Exercise brief: Without the pictures, reproduce the records that follow exactly.

§

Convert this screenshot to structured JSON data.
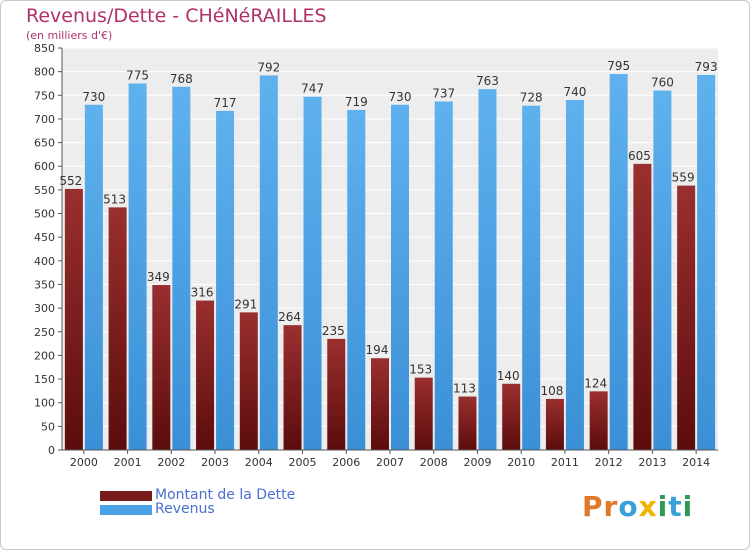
{
  "chart_data": {
    "type": "bar",
    "title": "Revenus/Dette - CHéNéRAILLES",
    "subtitle": "(en milliers d'€)",
    "categories": [
      "2000",
      "2001",
      "2002",
      "2003",
      "2004",
      "2005",
      "2006",
      "2007",
      "2008",
      "2009",
      "2010",
      "2011",
      "2012",
      "2013",
      "2014"
    ],
    "series": [
      {
        "name": "Montant de la Dette",
        "color": "#7a1c1c",
        "values": [
          552,
          513,
          349,
          316,
          291,
          264,
          235,
          194,
          153,
          113,
          140,
          108,
          124,
          605,
          559
        ]
      },
      {
        "name": "Revenus",
        "color": "#4aa3e6",
        "values": [
          730,
          775,
          768,
          717,
          792,
          747,
          719,
          730,
          737,
          763,
          728,
          740,
          795,
          760,
          793
        ]
      }
    ],
    "ylim": [
      0,
      850
    ],
    "yticks": [
      0,
      50,
      100,
      150,
      200,
      250,
      300,
      350,
      400,
      450,
      500,
      550,
      600,
      650,
      700,
      750,
      800,
      850
    ],
    "grid": true,
    "legend": [
      {
        "label": "Montant de la Dette",
        "color": "#7a1c1c"
      },
      {
        "label": "Revenus",
        "color": "#4aa3e6"
      }
    ]
  },
  "brand": {
    "name": "Proxiti",
    "letters": [
      "P",
      "r",
      "o",
      "x",
      "i",
      "t",
      "i"
    ]
  }
}
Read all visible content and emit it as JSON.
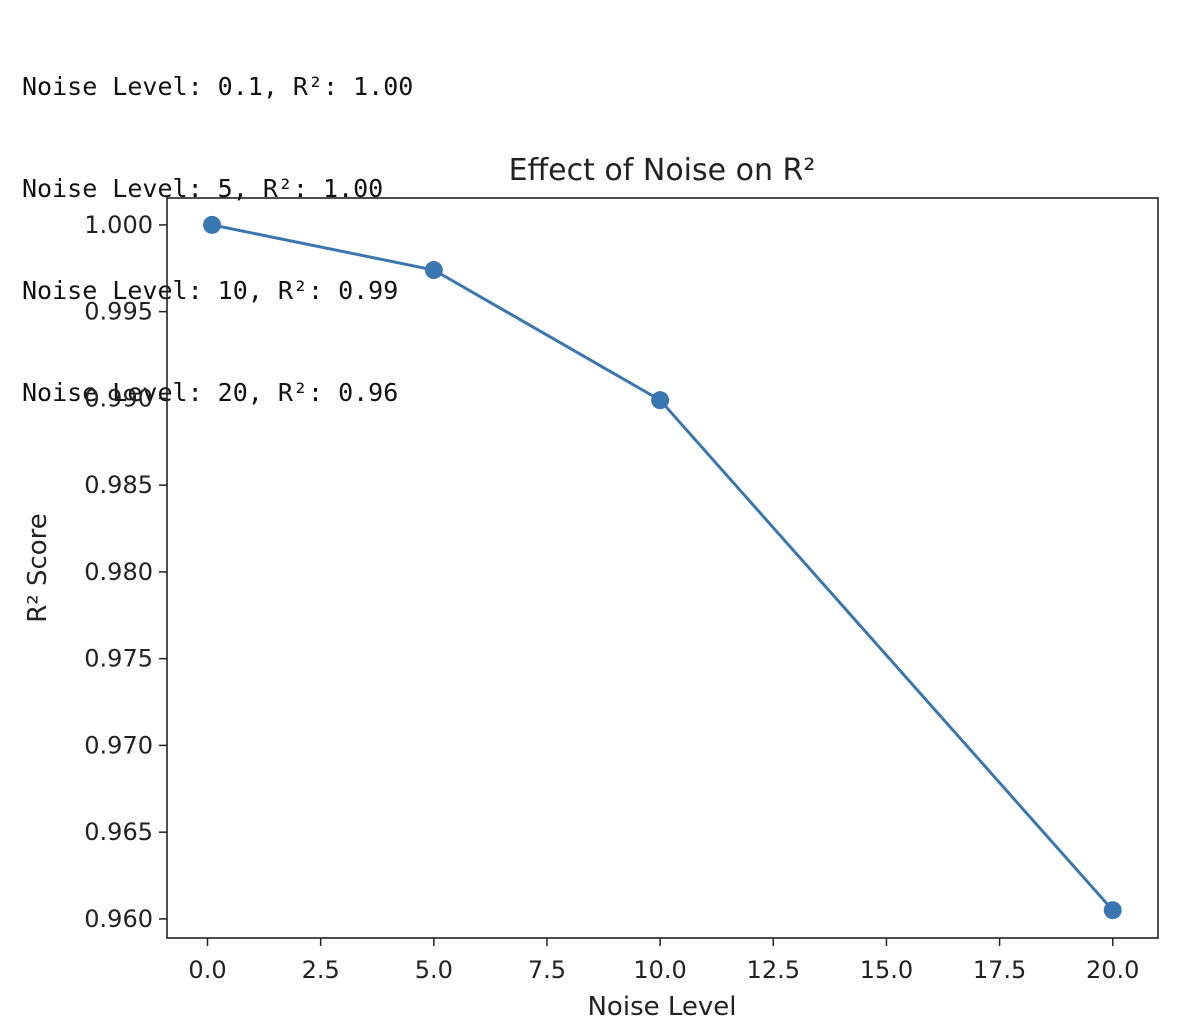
{
  "console": {
    "lines": [
      "Noise Level: 0.1, R²: 1.00",
      "Noise Level: 5, R²: 1.00",
      "Noise Level: 10, R²: 0.99",
      "Noise Level: 20, R²: 0.96"
    ]
  },
  "chart_data": {
    "type": "line",
    "title": "Effect of Noise on R²",
    "xlabel": "Noise Level",
    "ylabel": "R² Score",
    "x": [
      0.1,
      5,
      10,
      20
    ],
    "series": [
      {
        "values": [
          1.0,
          0.9974,
          0.9899,
          0.9605
        ]
      }
    ],
    "xlim": [
      -0.895,
      21.0
    ],
    "ylim": [
      0.9589,
      1.00155
    ],
    "xticks": [
      0.0,
      2.5,
      5.0,
      7.5,
      10.0,
      12.5,
      15.0,
      17.5,
      20.0
    ],
    "xtick_labels": [
      "0.0",
      "2.5",
      "5.0",
      "7.5",
      "10.0",
      "12.5",
      "15.0",
      "17.5",
      "20.0"
    ],
    "yticks": [
      0.96,
      0.965,
      0.97,
      0.975,
      0.98,
      0.985,
      0.99,
      0.995,
      1.0
    ],
    "ytick_labels": [
      "0.960",
      "0.965",
      "0.970",
      "0.975",
      "0.980",
      "0.985",
      "0.990",
      "0.995",
      "1.000"
    ],
    "grid": false,
    "line_color": "#3a76b0",
    "marker": "circle"
  }
}
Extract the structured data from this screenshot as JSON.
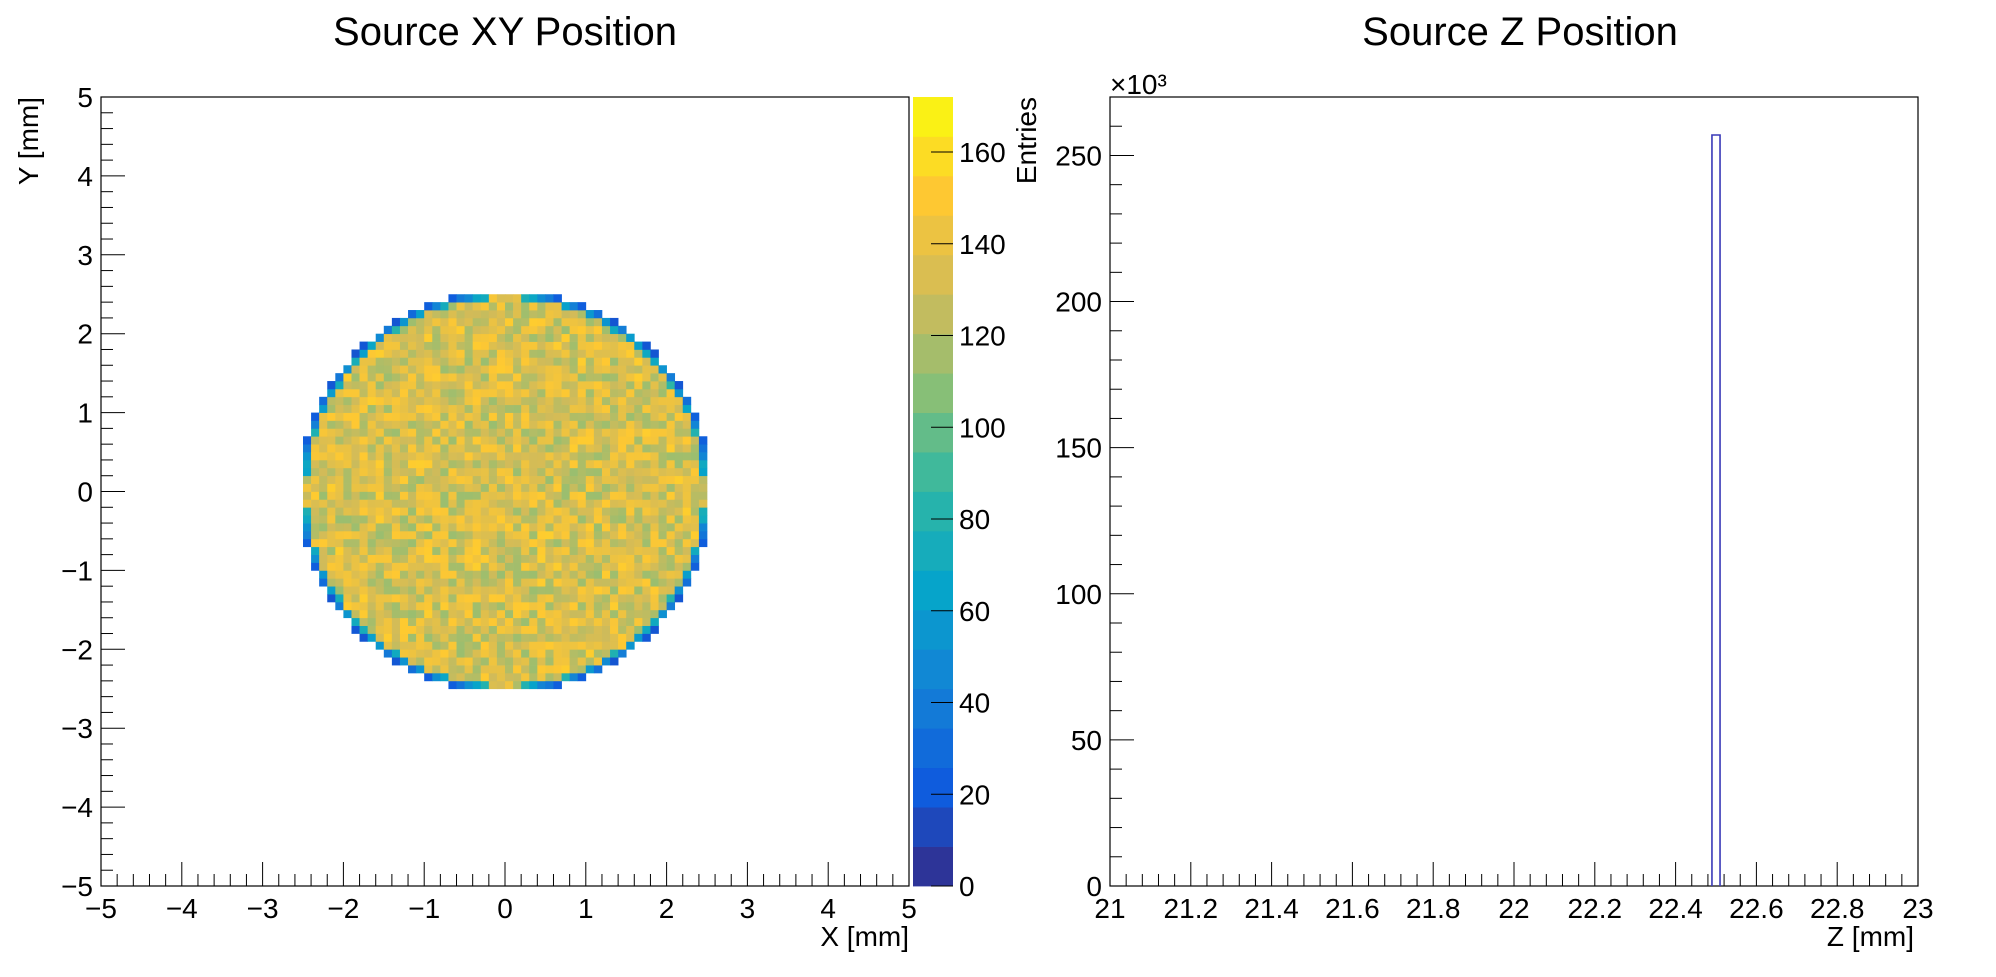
{
  "chart_data": [
    {
      "type": "heatmap",
      "title": "Source XY Position",
      "xlabel": "X [mm]",
      "ylabel": "Y [mm]",
      "zlabel": "Entries",
      "xlim": [
        -5,
        5
      ],
      "ylim": [
        -5,
        5
      ],
      "zlim": [
        0,
        172
      ],
      "x_ticks": [
        "−5",
        "−4",
        "−3",
        "−2",
        "−1",
        "0",
        "1",
        "2",
        "3",
        "4",
        "5"
      ],
      "y_ticks": [
        "−5",
        "−4",
        "−3",
        "−2",
        "−1",
        "0",
        "1",
        "2",
        "3",
        "4",
        "5"
      ],
      "z_ticks": [
        "0",
        "20",
        "40",
        "60",
        "80",
        "100",
        "120",
        "140",
        "160"
      ],
      "distribution": {
        "shape": "disk",
        "center": [
          0,
          0
        ],
        "radius_mm": 2.5,
        "bins_x": 100,
        "bins_y": 100,
        "interior_mean_entries": 133,
        "interior_spread_entries": 20,
        "edge_entries_range": [
          15,
          90
        ]
      },
      "palette": [
        "#352a87",
        "#0f5cdd",
        "#1481d6",
        "#06a4ca",
        "#2eb7a4",
        "#87bf77",
        "#d1bb59",
        "#fec832",
        "#f9fb0e"
      ],
      "grid": false,
      "legend": "colorbar-right"
    },
    {
      "type": "bar",
      "title": "Source Z Position",
      "xlabel": "Z [mm]",
      "ylabel": "",
      "y_scale_label": "×10³",
      "xlim": [
        21,
        23
      ],
      "ylim": [
        0,
        270
      ],
      "x_ticks": [
        "21",
        "21.2",
        "21.4",
        "21.6",
        "21.8",
        "22",
        "22.2",
        "22.4",
        "22.6",
        "22.8",
        "23"
      ],
      "y_ticks": [
        "0",
        "50",
        "100",
        "150",
        "200",
        "250"
      ],
      "bars": [
        {
          "x_start": 22.49,
          "x_end": 22.51,
          "value": 257
        }
      ],
      "bar_color": "#3a3ab8",
      "grid": false
    }
  ]
}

§

Output for this exercise:
Convert this screenshot to structured JSON data.
{
  "chart_data": {
    "type": "bar",
    "title": "Revenus/Dette - CHéNéRAILLES",
    "subtitle": "(en milliers d'€)",
    "categories": [
      "2000",
      "2001",
      "2002",
      "2003",
      "2004",
      "2005",
      "2006",
      "2007",
      "2008",
      "2009",
      "2010",
      "2011",
      "2012",
      "2013",
      "2014"
    ],
    "series": [
      {
        "name": "Montant de la Dette",
        "color": "#7a1c1c",
        "values": [
          552,
          513,
          349,
          316,
          291,
          264,
          235,
          194,
          153,
          113,
          140,
          108,
          124,
          605,
          559
        ]
      },
      {
        "name": "Revenus",
        "color": "#4aa3e6",
        "values": [
          730,
          775,
          768,
          717,
          792,
          747,
          719,
          730,
          737,
          763,
          728,
          740,
          795,
          760,
          793
        ]
      }
    ],
    "ylim": [
      0,
      850
    ],
    "yticks": [
      0,
      50,
      100,
      150,
      200,
      250,
      300,
      350,
      400,
      450,
      500,
      550,
      600,
      650,
      700,
      750,
      800,
      850
    ],
    "grid": true,
    "legend": [
      {
        "label": "Montant de la Dette",
        "color": "#7a1c1c"
      },
      {
        "label": "Revenus",
        "color": "#4aa3e6"
      }
    ]
  },
  "brand": {
    "name": "Proxiti",
    "letters": [
      "P",
      "r",
      "o",
      "x",
      "i",
      "t",
      "i"
    ]
  }
}
Read all visible content and emit it as JSON.
{
  "console": {
    "lines": [
      "Noise Level: 0.1, R²: 1.00",
      "Noise Level: 5, R²: 1.00",
      "Noise Level: 10, R²: 0.99",
      "Noise Level: 20, R²: 0.96"
    ]
  },
  "chart_data": {
    "type": "line",
    "title": "Effect of Noise on R²",
    "xlabel": "Noise Level",
    "ylabel": "R² Score",
    "x": [
      0.1,
      5,
      10,
      20
    ],
    "series": [
      {
        "values": [
          1.0,
          0.9974,
          0.9899,
          0.9605
        ]
      }
    ],
    "xlim": [
      -0.895,
      21.0
    ],
    "ylim": [
      0.9589,
      1.00155
    ],
    "xticks": [
      0.0,
      2.5,
      5.0,
      7.5,
      10.0,
      12.5,
      15.0,
      17.5,
      20.0
    ],
    "xtick_labels": [
      "0.0",
      "2.5",
      "5.0",
      "7.5",
      "10.0",
      "12.5",
      "15.0",
      "17.5",
      "20.0"
    ],
    "yticks": [
      0.96,
      0.965,
      0.97,
      0.975,
      0.98,
      0.985,
      0.99,
      0.995,
      1.0
    ],
    "ytick_labels": [
      "0.960",
      "0.965",
      "0.970",
      "0.975",
      "0.980",
      "0.985",
      "0.990",
      "0.995",
      "1.000"
    ],
    "grid": false,
    "line_color": "#3a76b0",
    "marker": "circle"
  }
}
Extract the structured data from this screenshot as JSON.
{
  "chart_data": [
    {
      "type": "heatmap",
      "title": "Source XY Position",
      "xlabel": "X [mm]",
      "ylabel": "Y [mm]",
      "zlabel": "Entries",
      "xlim": [
        -5,
        5
      ],
      "ylim": [
        -5,
        5
      ],
      "zlim": [
        0,
        172
      ],
      "x_ticks": [
        "−5",
        "−4",
        "−3",
        "−2",
        "−1",
        "0",
        "1",
        "2",
        "3",
        "4",
        "5"
      ],
      "y_ticks": [
        "−5",
        "−4",
        "−3",
        "−2",
        "−1",
        "0",
        "1",
        "2",
        "3",
        "4",
        "5"
      ],
      "z_ticks": [
        "0",
        "20",
        "40",
        "60",
        "80",
        "100",
        "120",
        "140",
        "160"
      ],
      "distribution": {
        "shape": "disk",
        "center": [
          0,
          0
        ],
        "radius_mm": 2.5,
        "bins_x": 100,
        "bins_y": 100,
        "interior_mean_entries": 133,
        "interior_spread_entries": 20,
        "edge_entries_range": [
          15,
          90
        ]
      },
      "palette": [
        "#352a87",
        "#0f5cdd",
        "#1481d6",
        "#06a4ca",
        "#2eb7a4",
        "#87bf77",
        "#d1bb59",
        "#fec832",
        "#f9fb0e"
      ],
      "grid": false,
      "legend": "colorbar-right"
    },
    {
      "type": "bar",
      "title": "Source Z Position",
      "xlabel": "Z [mm]",
      "ylabel": "",
      "y_scale_label": "×10³",
      "xlim": [
        21,
        23
      ],
      "ylim": [
        0,
        270
      ],
      "x_ticks": [
        "21",
        "21.2",
        "21.4",
        "21.6",
        "21.8",
        "22",
        "22.2",
        "22.4",
        "22.6",
        "22.8",
        "23"
      ],
      "y_ticks": [
        "0",
        "50",
        "100",
        "150",
        "200",
        "250"
      ],
      "bars": [
        {
          "x_start": 22.49,
          "x_end": 22.51,
          "value": 257
        }
      ],
      "bar_color": "#3a3ab8",
      "grid": false
    }
  ]
}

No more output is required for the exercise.